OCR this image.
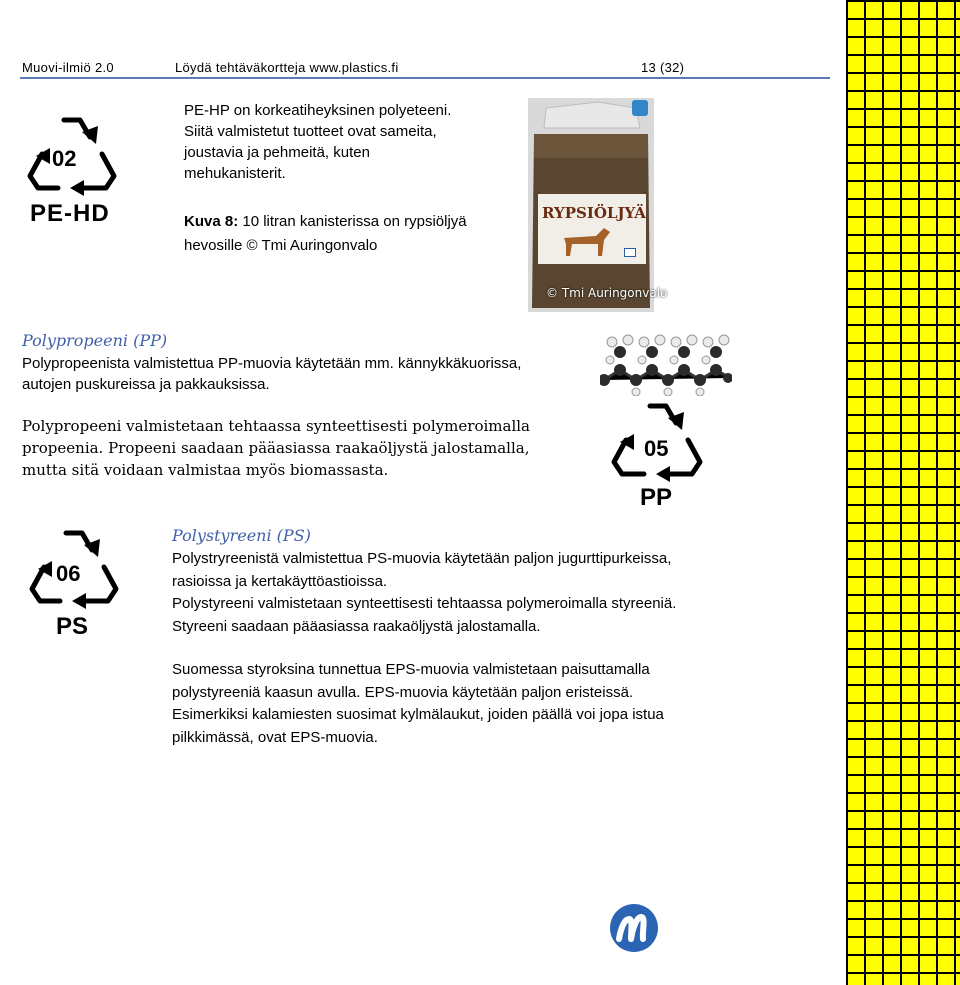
Muovi-ilmiö 2.0	Löydä tehtäväkortteja www.plastics.fi	13 (32)
02
PE-HD
PE-HP on korkeatiheyksinen polyeteeni.
Siitä valmistetut tuotteet ovat sameita,
joustavia ja pehmeitä, kuten
mehukanisterit.
Kuva 8: 10 litran kanisterissa on rypsiöljyä
hevosille © Tmi Auringonvalo
RYPSIÖLJYÄ
© Tmi Auringonvalo
Polypropeeni (PP)
Polypropeenista valmistettua PP-muovia käytetään mm. kännykkäkuorissa,
autojen puskureissa ja pakkauksissa.
Polypropeeni valmistetaan tehtaassa synteettisesti polymeroimalla
propeenia. Propeeni saadaan pääasiassa raakaöljystä jalostamalla,
mutta sitä voidaan valmistaa myös biomassasta.
05
PP
06
PS
Polystyreeni (PS)
Polystryreenistä valmistettua PS-muovia käytetään paljon jugurttipurkeissa,
rasioissa ja kertakäyttöastioissa.
Polystyreeni valmistetaan synteettisesti tehtaassa polymeroimalla styreeniä.
Styreeni saadaan pääasiassa raakaöljystä jalostamalla.
Suomessa styroksina tunnettua EPS-muovia valmistetaan paisuttamalla
polystyreeniä kaasun avulla. EPS-muovia käytetään paljon eristeissä.
Esimerkiksi kalamiesten suosimat kylmälaukut, joiden päällä voi jopa istua
pilkkimässä, ovat EPS-muovia.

#### Problem to solve:
Reply with nothing but the number of lines in the data above that contain "käytetään".

#### Written answer:
3